▶ _Document segment_:

For a literal match, wrap the meta-characters in brackets. For
example, "'[?]'" matches the character "'?'".

See also: The "pathlib" module offers high-level path objects.

glob.glob(pathname, *, recursive=False)

   Return a possibly-empty list of path names that match *pathname*,
   which must be a string containing a path specification. *pathname*
   can be either absolute (like "/usr/src/Python-1.5/Makefile") or
   relative (like "../../Tools/*/*.gif"), and can contain shell-style
   wildcards. Broken symlinks are included in the results (as in the
   shell).

   If *recursive* is true, the pattern “"**"” will match any files and
   zero or more directories and subdirectories.  If the pattern is
   followed by an "os.sep", only directories and subdirectories match.

   Note: Using the “"**"” pattern in large directory trees may
     consume an inordinate amount of time.

▶ _Data entries_:
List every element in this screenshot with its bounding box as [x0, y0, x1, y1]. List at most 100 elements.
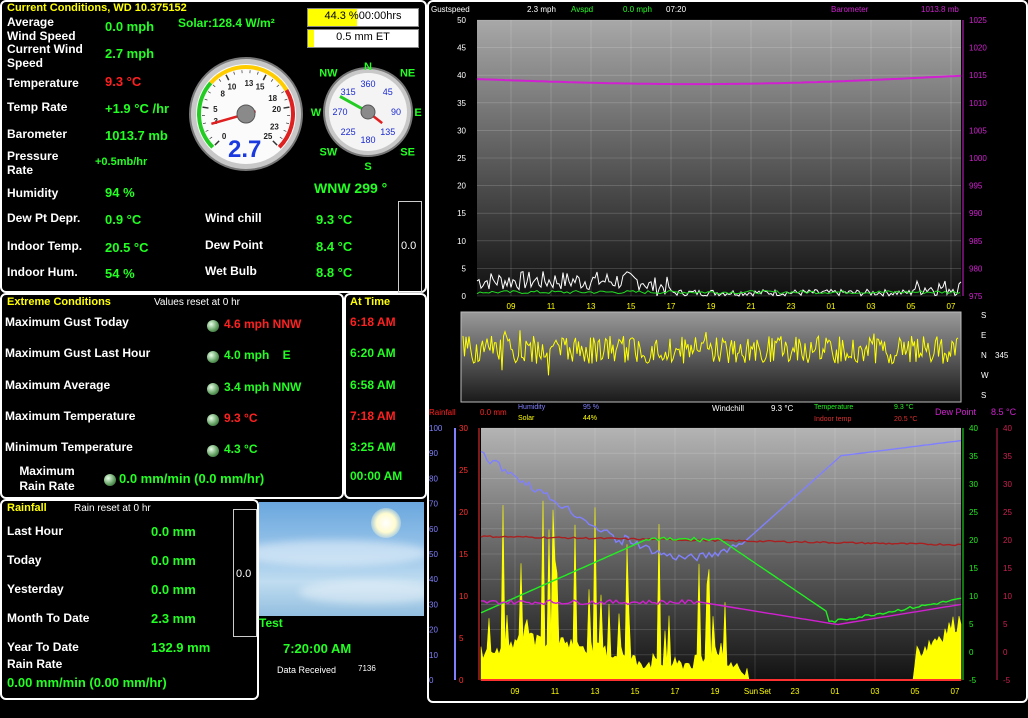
- sunset-label: Set: [759, 687, 772, 696]
- wind-right-tick: 1000: [969, 154, 987, 163]
- windchill-header-label: Windchill: [712, 404, 744, 413]
- current-label-1: Current Wind Speed: [7, 42, 83, 70]
- wind-left-tick: 50: [457, 16, 466, 25]
- extreme-value-5: 0.0 mm/min (0.0 mm/hr): [119, 471, 265, 486]
- compass-degree-label: 90: [391, 107, 401, 117]
- extreme-time-1: 6:20 AM: [350, 346, 396, 360]
- status-dot-icon: [207, 320, 219, 332]
- dewpoint-tick: 20: [1003, 536, 1012, 545]
- wind-left-tick: 35: [457, 99, 466, 108]
- temp-hour-tick: 07: [951, 687, 960, 696]
- current-right-label-1: Dew Point: [205, 238, 264, 252]
- humidity-tick: 40: [429, 575, 438, 584]
- cloud-icon: [259, 540, 424, 566]
- wind-right-tick: 995: [969, 182, 983, 191]
- rain-rate-label: Rain Rate: [7, 657, 63, 671]
- rain-tick: 10: [459, 592, 468, 601]
- sunshine-bar: 44.3 %00:00hrs: [307, 8, 419, 27]
- extreme-value-2: 3.4 mph NNW: [224, 380, 302, 394]
- temp-hour-tick: 19: [711, 687, 720, 696]
- wind-right-tick: 1020: [969, 44, 987, 53]
- compass-degree-label: 180: [360, 135, 375, 145]
- humidity-tick: 50: [429, 550, 438, 559]
- gauge-tick-label: 15: [256, 82, 265, 91]
- data-received-value: 7136: [358, 664, 376, 673]
- cloud-icon: [299, 580, 424, 604]
- dewpoint-tick: 40: [1003, 424, 1012, 433]
- extreme-label-0: Maximum Gust Today: [5, 315, 129, 329]
- temp-hour-tick: 15: [631, 687, 640, 696]
- rain-tick: 5: [459, 634, 464, 643]
- sun-icon: [371, 508, 401, 538]
- rainfall-label-2: Yesterday: [7, 582, 64, 596]
- temp-hour-tick: 11: [551, 687, 560, 696]
- status-dot-icon: [104, 474, 116, 486]
- temp-hour-tick: Sun: [744, 687, 758, 696]
- rainfall-value-4: 132.9 mm: [151, 640, 211, 655]
- temperature-tick: 30: [969, 480, 978, 489]
- gauge-tick-label: 23: [270, 122, 279, 131]
- station-name: Test: [259, 616, 283, 630]
- direction-axis-label: N: [981, 351, 987, 360]
- gauge-hub: [236, 104, 256, 124]
- dewpoint-tick: 35: [1003, 452, 1012, 461]
- extreme-time-4: 3:25 AM: [350, 440, 396, 454]
- temp-header-label: Temperature: [814, 404, 853, 411]
- compass-point-se: SE: [400, 147, 415, 159]
- gauge-tick-label: 10: [227, 82, 236, 91]
- dewpoint-tick: 0: [1003, 648, 1008, 657]
- current-label-7: Dew Pt Depr.: [7, 211, 81, 225]
- rainfall-value-0: 0.0 mm: [151, 524, 196, 539]
- gauge-tick-label: 8: [221, 89, 226, 98]
- wind-direction-chart: S E N W S 345: [460, 311, 1009, 403]
- gauge-tick-label: 20: [272, 105, 281, 114]
- current-value-2: 9.3 °C: [105, 74, 142, 89]
- wind-right-tick: 1015: [969, 71, 987, 80]
- compass-degree-label: 135: [380, 127, 395, 137]
- rain-header-value: 0.0 mm: [480, 408, 507, 417]
- current-label-5: Pressure Rate: [7, 149, 59, 177]
- status-dot-icon: [207, 351, 219, 363]
- extreme-time-0: 6:18 AM: [350, 315, 396, 329]
- temp-hour-tick: 17: [671, 687, 680, 696]
- rainfall-panel: Rainfall Rain reset at 0 hr Last Hour 0.0…: [0, 499, 259, 700]
- wind-right-tick: 1025: [969, 16, 987, 25]
- status-dot-icon: [207, 383, 219, 395]
- wind-right-tick: 990: [969, 209, 983, 218]
- current-value-3: +1.9 °C /hr: [105, 101, 170, 116]
- compass-degree-label: 315: [341, 87, 356, 97]
- rainfall-value-1: 0.0 mm: [151, 553, 196, 568]
- current-label-0: Average Wind Speed: [7, 15, 76, 43]
- humidity-tick: 90: [429, 449, 438, 458]
- temperature-humidity-chart: Rainfall 0.0 mm Humidity 95 % Solar 44% Windch…: [429, 403, 1017, 696]
- wind-speed-gauge-value: 2.7: [228, 136, 262, 163]
- wind-right-tick: 975: [969, 292, 983, 301]
- wind-right-tick: 985: [969, 237, 983, 246]
- rain-reset-note: Rain reset at 0 hr: [74, 503, 151, 514]
- temp-hour-tick: 13: [591, 687, 600, 696]
- rain-vertical-bar-value: 0.0: [236, 568, 252, 580]
- compass-point-ne: NE: [400, 67, 415, 79]
- humidity-tick: 20: [429, 626, 438, 635]
- current-label-6: Humidity: [7, 186, 59, 200]
- status-dot-icon: [207, 445, 219, 457]
- at-time-panel: At Time 6:18 AM 6:20 AM 6:58 AM 7:18 AM 3:25…: [344, 293, 427, 499]
- current-value-4: 1013.7 mb: [105, 128, 168, 143]
- temperature-tick: -5: [969, 676, 977, 685]
- weather-sky-image: [259, 502, 424, 616]
- extreme-conditions-title: Extreme Conditions: [7, 296, 111, 308]
- compass-point-s: S: [364, 161, 371, 173]
- direction-axis-label: W: [981, 371, 989, 380]
- extreme-time-2: 6:58 AM: [350, 378, 396, 392]
- current-right-label-0: Wind chill: [205, 211, 262, 225]
- wind-right-tick: 1005: [969, 126, 987, 135]
- extreme-value-0: 4.6 mph NNW: [224, 317, 302, 331]
- rain-rate-value: 0.00 mm/min (0.00 mm/hr): [7, 675, 167, 690]
- current-right-value-2: 8.8 °C: [316, 265, 353, 280]
- avg-header-value: 0.0 mph: [623, 5, 652, 14]
- current-label-3: Temp Rate: [7, 100, 68, 114]
- current-right-value-1: 8.4 °C: [316, 239, 353, 254]
- temperature-tick: 10: [969, 592, 978, 601]
- rain-tick: 25: [459, 466, 468, 475]
- extreme-value-1: 4.0 mph E: [224, 348, 291, 362]
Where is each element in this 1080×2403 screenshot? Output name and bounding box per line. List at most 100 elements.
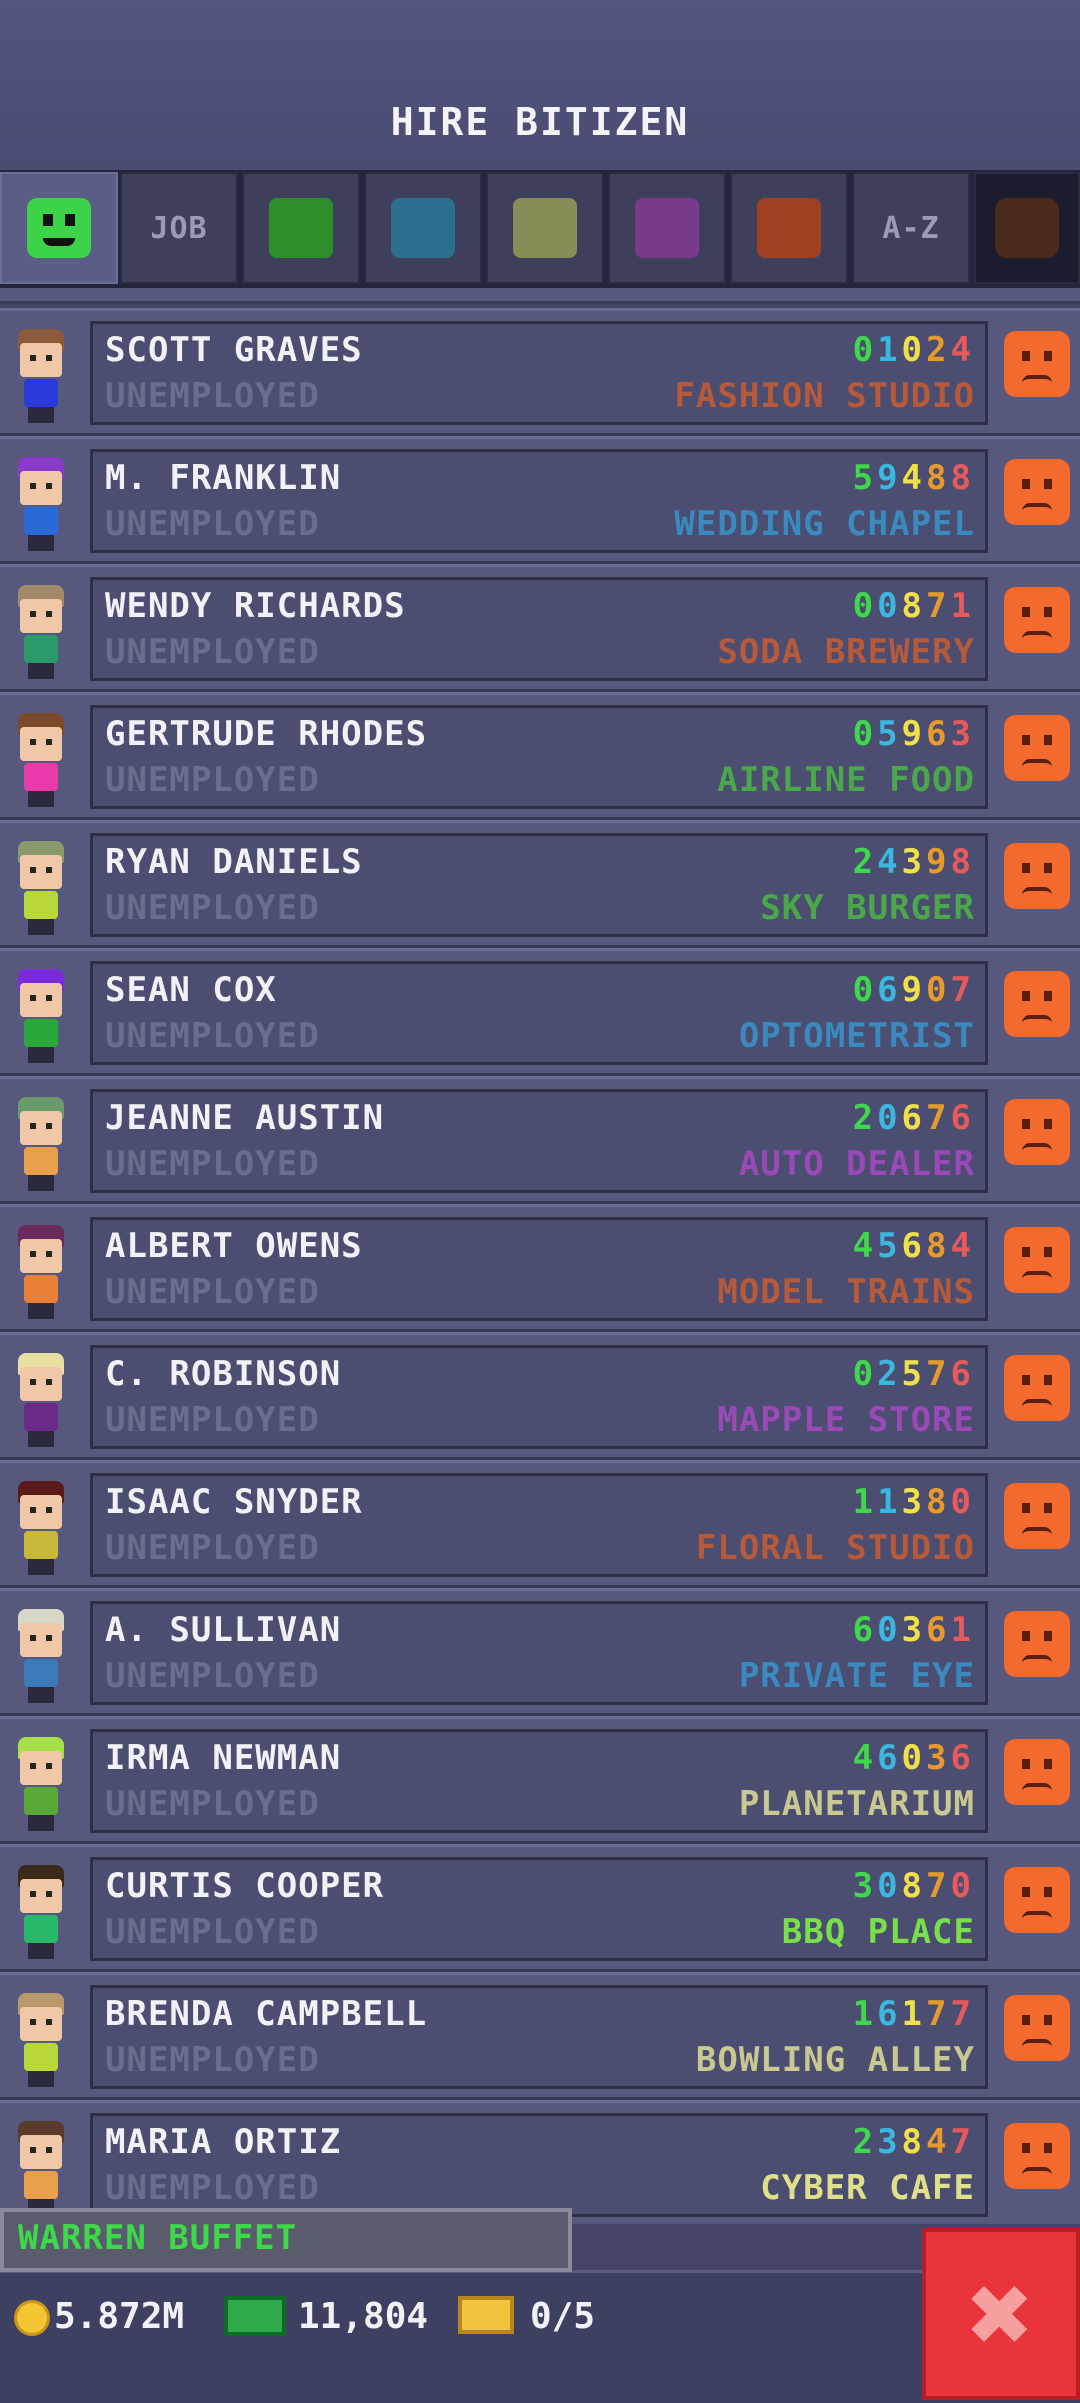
skill-digit: 0 [852,970,878,1010]
dream-job: FASHION STUDIO [674,376,975,416]
skill-digit: 1 [950,1610,975,1650]
bitizen-card[interactable]: SEAN COX UNEMPLOYED 06907 OPTOMETRIST [90,961,988,1065]
bitizen-card[interactable]: M. FRANKLIN UNEMPLOYED 59488 WEDDING CHA… [90,449,988,553]
unhappy-face-icon [1004,1099,1070,1165]
skill-digit: 1 [950,586,975,626]
list-item[interactable]: SEAN COX UNEMPLOYED 06907 OPTOMETRIST [0,948,1080,1076]
skill-digit: 5 [877,1226,902,1266]
tab-recreation-category[interactable] [486,172,604,284]
bitizen-card[interactable]: ISAAC SNYDER UNEMPLOYED 11380 FLORAL STU… [90,1473,988,1577]
bux-value: 0/5 [530,2296,596,2337]
list-item[interactable]: A. SULLIVAN UNEMPLOYED 60361 PRIVATE EYE [0,1588,1080,1716]
skill-digit: 0 [877,1866,902,1906]
list-item[interactable]: BRENDA CAMPBELL UNEMPLOYED 16177 BOWLING… [0,1972,1080,2100]
dream-job: BBQ PLACE [781,1912,975,1952]
skill-digit: 1 [877,330,902,370]
tab-food-category[interactable] [242,172,360,284]
unhappy-face-icon [1004,587,1070,653]
bitizen-card[interactable]: BRENDA CAMPBELL UNEMPLOYED 16177 BOWLING… [90,1985,988,2089]
bitizen-card[interactable]: JEANNE AUSTIN UNEMPLOYED 20676 AUTO DEAL… [90,1089,988,1193]
list-item[interactable]: WENDY RICHARDS UNEMPLOYED 00871 SODA BRE… [0,564,1080,692]
list-item[interactable]: ISAAC SNYDER UNEMPLOYED 11380 FLORAL STU… [0,1460,1080,1588]
dream-job: AIRLINE FOOD [717,760,975,800]
dream-job: WEDDING CHAPEL [674,504,975,544]
skill-digit: 8 [926,1482,951,1522]
bitizen-card[interactable]: C. ROBINSON UNEMPLOYED 02576 MAPPLE STOR… [90,1345,988,1449]
skill-digit: 5 [877,714,902,754]
selected-bitizen[interactable]: WARREN BUFFET [0,2208,572,2272]
blue-swatch-icon [391,198,455,258]
skill-digit: 4 [877,842,902,882]
close-button[interactable]: ✖ [922,2228,1080,2400]
avatar [10,713,74,813]
bitizen-card[interactable]: A. SULLIVAN UNEMPLOYED 60361 PRIVATE EYE [90,1601,988,1705]
list-item[interactable]: CURTIS COOPER UNEMPLOYED 30870 BBQ PLACE [0,1844,1080,1972]
list-item-partial[interactable] [0,288,1080,304]
bitizen-card[interactable]: SCOTT GRAVES UNEMPLOYED 01024 FASHION ST… [90,321,988,425]
list-item[interactable]: SCOTT GRAVES UNEMPLOYED 01024 FASHION ST… [0,308,1080,436]
bitizen-card[interactable]: IRMA NEWMAN UNEMPLOYED 46036 PLANETARIUM [90,1729,988,1833]
skill-digit: 3 [877,2122,902,2162]
bitizen-card[interactable]: RYAN DANIELS UNEMPLOYED 24398 SKY BURGER [90,833,988,937]
frown-icon [995,198,1059,258]
skill-ratings: 00871 [853,586,975,626]
skill-digit: 3 [901,842,927,882]
tab-unhappy[interactable] [974,172,1080,284]
list-item[interactable]: M. FRANKLIN UNEMPLOYED 59488 WEDDING CHA… [0,436,1080,564]
unhappy-face-icon [1004,1611,1070,1677]
list-item[interactable]: C. ROBINSON UNEMPLOYED 02576 MAPPLE STOR… [0,1332,1080,1460]
skill-digit: 8 [950,842,975,882]
close-icon: ✖ [967,2250,1035,2378]
avatar [10,1353,74,1453]
list-item[interactable]: JEANNE AUSTIN UNEMPLOYED 20676 AUTO DEAL… [0,1076,1080,1204]
avatar [10,2121,74,2221]
skill-digit: 0 [901,330,927,370]
bitizen-name: SCOTT GRAVES [105,330,363,370]
bitizen-status: UNEMPLOYED [105,1016,320,1056]
tab-retail-category[interactable] [608,172,726,284]
bitizen-status: UNEMPLOYED [105,1656,320,1696]
skill-digit: 3 [901,1482,927,1522]
avatar [10,1481,74,1581]
list-item[interactable]: MARIA ORTIZ UNEMPLOYED 23847 CYBER CAFE [0,2100,1080,2224]
dream-job: MODEL TRAINS [717,1272,975,1312]
list-item[interactable]: IRMA NEWMAN UNEMPLOYED 46036 PLANETARIUM [0,1716,1080,1844]
bitizen-status: UNEMPLOYED [105,760,320,800]
skill-digit: 6 [877,1738,902,1778]
header: HIRE BITIZEN [0,0,1080,170]
bitizen-card[interactable]: GERTRUDE RHODES UNEMPLOYED 05963 AIRLINE… [90,705,988,809]
unhappy-face-icon [1004,1227,1070,1293]
coin-icon [14,2300,50,2336]
cash-icon [224,2296,286,2336]
skill-digit: 5 [852,458,878,498]
list-item[interactable]: RYAN DANIELS UNEMPLOYED 24398 SKY BURGER [0,820,1080,948]
skill-ratings: 11380 [853,1482,975,1522]
skill-digit: 7 [950,970,975,1010]
bitizen-card[interactable]: MARIA ORTIZ UNEMPLOYED 23847 CYBER CAFE [90,2113,988,2217]
list-item[interactable]: ALBERT OWENS UNEMPLOYED 45684 MODEL TRAI… [0,1204,1080,1332]
tab-mood[interactable] [0,172,118,284]
skill-digit: 4 [950,330,975,370]
skill-digit: 1 [852,1482,878,1522]
bitizen-card[interactable]: ALBERT OWENS UNEMPLOYED 45684 MODEL TRAI… [90,1217,988,1321]
bitizen-list[interactable]: SCOTT GRAVES UNEMPLOYED 01024 FASHION ST… [0,288,1080,2224]
list-item[interactable]: GERTRUDE RHODES UNEMPLOYED 05963 AIRLINE… [0,692,1080,820]
bitizen-card[interactable]: CURTIS COOPER UNEMPLOYED 30870 BBQ PLACE [90,1857,988,1961]
skill-digit: 0 [901,1738,927,1778]
tab-a-z[interactable]: A-Z [852,172,970,284]
unhappy-face-icon [1004,1867,1070,1933]
tab-job[interactable]: JOB [120,172,238,284]
skill-digit: 6 [926,714,951,754]
skill-digit: 2 [852,842,878,882]
skill-digit: 5 [901,1354,927,1394]
unhappy-face-icon [1004,1995,1070,2061]
skill-digit: 8 [926,1226,951,1266]
tab-service-category[interactable] [364,172,482,284]
bitizen-card[interactable]: WENDY RICHARDS UNEMPLOYED 00871 SODA BRE… [90,577,988,681]
avatar [10,1993,74,2093]
dream-job: SKY BURGER [760,888,975,928]
dream-job: SODA BREWERY [717,632,975,672]
dream-job: PRIVATE EYE [738,1656,975,1696]
tab-creative-category[interactable] [730,172,848,284]
skill-digit: 0 [852,1354,878,1394]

▶ _Complete the following_:
1. In the glob documentation, reproduce the passage starting with "See also: The" and going on through "and subdirectories match.", substituting "symbolic links" for "symlinks".
2. Recast the paragraph of the glob documentation that opens with "Return a possibly-empty list" as a bulleted list, keeping its main facts.
3. According to the glob documentation, is each statement true? Answer yes or no, quoting the deciding words. (a) Broken symlinks are left out of the results. (b) The "pathlib" module provides high-level path objects. (c) When *recursive* is true and the "**" pattern is followed by "os.sep", only directories and subdirectories match.

▶ _Results by task_:
1.
See also: The "pathlib" module offers high-level path objects.

glob.glob(pathname, *, recursive=False)

   Return a possibly-empty list of path names that match *pathname*,
   which must be a string containing a path specification. *pathname*
   can be either absolute (like "/usr/src/Python-1.5/Makefile") or
   relative (like "../../Tools/*/*.gif"), and can contain shell-style
   wildcards. Broken symbolic links are included in the results (as in the
   shell).

   If *recursive* is true, the pattern “"**"” will match any files and
   zero or more directories and subdirectories.  If the pattern is
   followed by an "os.sep", only directories and subdirectories match.

2.
- Returns a possibly empty list of path names that match *pathname*.
- *pathname* must be a string containing a path specification.
- It may be absolute (like "/usr/src/Python-1.5/Makefile") or relative (like "../../Tools/*/*.gif").
- It may contain shell-style wildcards.
- Broken symlinks are included in the results, as in the shell.

3.
(a) No: "Broken symlinks are included in the results (as in the shell)."
(b) Yes: "The "pathlib" module offers high-level path objects."
(c) Yes: "If the pattern is followed by an "os.sep", only directories and subdirectories match."